# Problem to solve:
Copy nothing but the text: reproduce each line of the listing exactly and leave the pictures out.

** START OF Data entries **

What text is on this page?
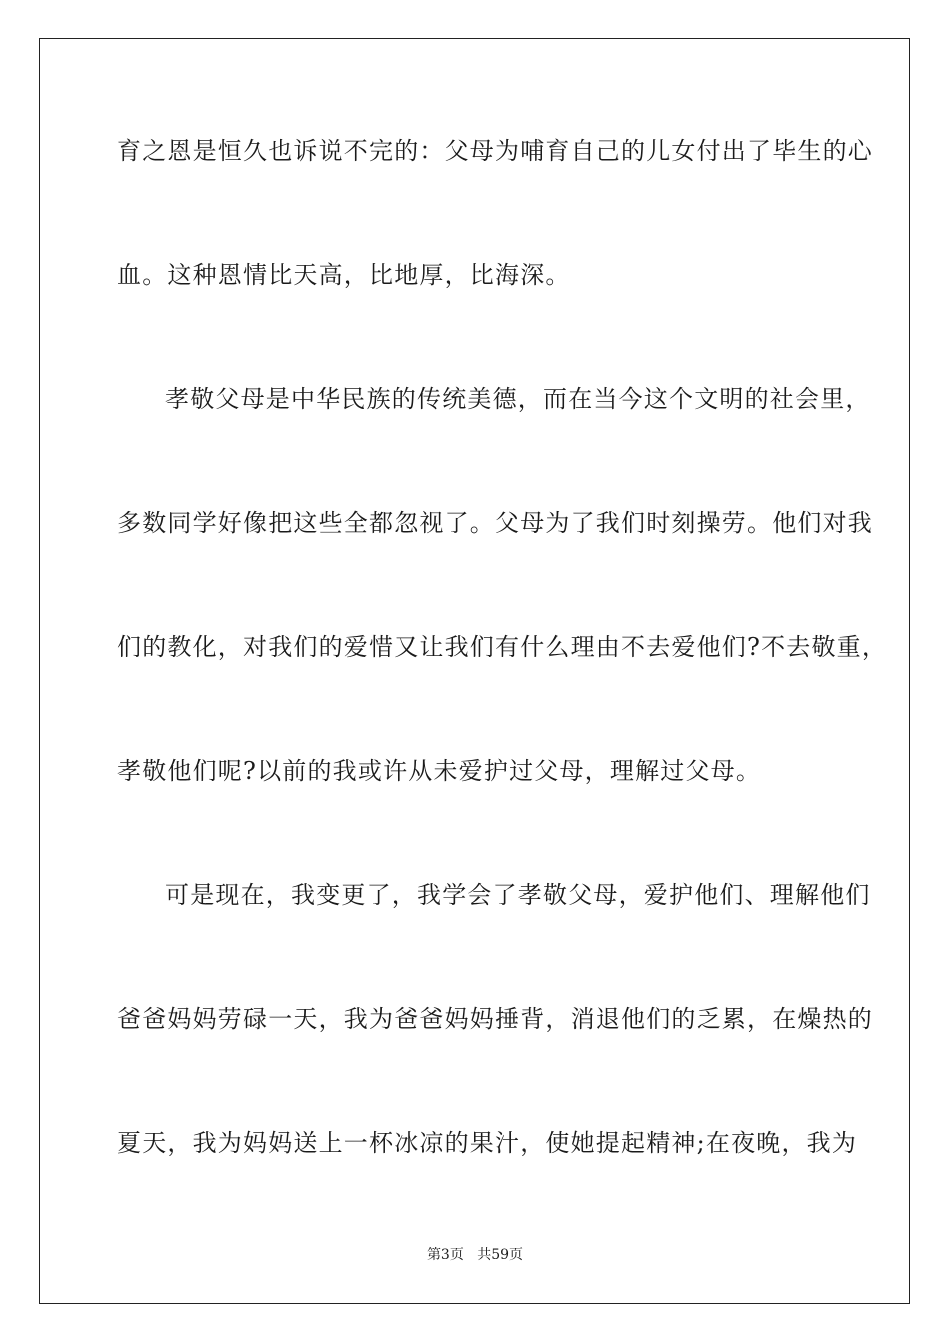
育之恩是恒久也诉说不完的：父母为哺育自己的儿女付出了毕生的心
血。这种恩情比天高，比地厚，比海深。
孝敬父母是中华民族的传统美德，而在当今这个文明的社会里，
多数同学好像把这些全都忽视了。父母为了我们时刻操劳。他们对我
们的教化，对我们的爱惜又让我们有什么理由不去爱他们?不去敬重，
孝敬他们呢?以前的我或许从未爱护过父母，理解过父母。
可是现在，我变更了，我学会了孝敬父母，爱护他们、理解他们
爸爸妈妈劳碌一天，我为爸爸妈妈捶背，消退他们的乏累，在燥热的
夏天，我为妈妈送上一杯冰凉的果汁，使她提起精神;在夜晚，我为
第3页 共59页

** END OF Data entries **

# Complete response:
What text is on this page?
育之恩是恒久也诉说不完的：父母为哺育自己的儿女付出了毕生的心
血。这种恩情比天高，比地厚，比海深。
孝敬父母是中华民族的传统美德，而在当今这个文明的社会里，
多数同学好像把这些全都忽视了。父母为了我们时刻操劳。他们对我
们的教化，对我们的爱惜又让我们有什么理由不去爱他们?不去敬重，
孝敬他们呢?以前的我或许从未爱护过父母，理解过父母。
可是现在，我变更了，我学会了孝敬父母，爱护他们、理解他们
爸爸妈妈劳碌一天，我为爸爸妈妈捶背，消退他们的乏累，在燥热的
夏天，我为妈妈送上一杯冰凉的果汁，使她提起精神;在夜晚，我为
第3页 共59页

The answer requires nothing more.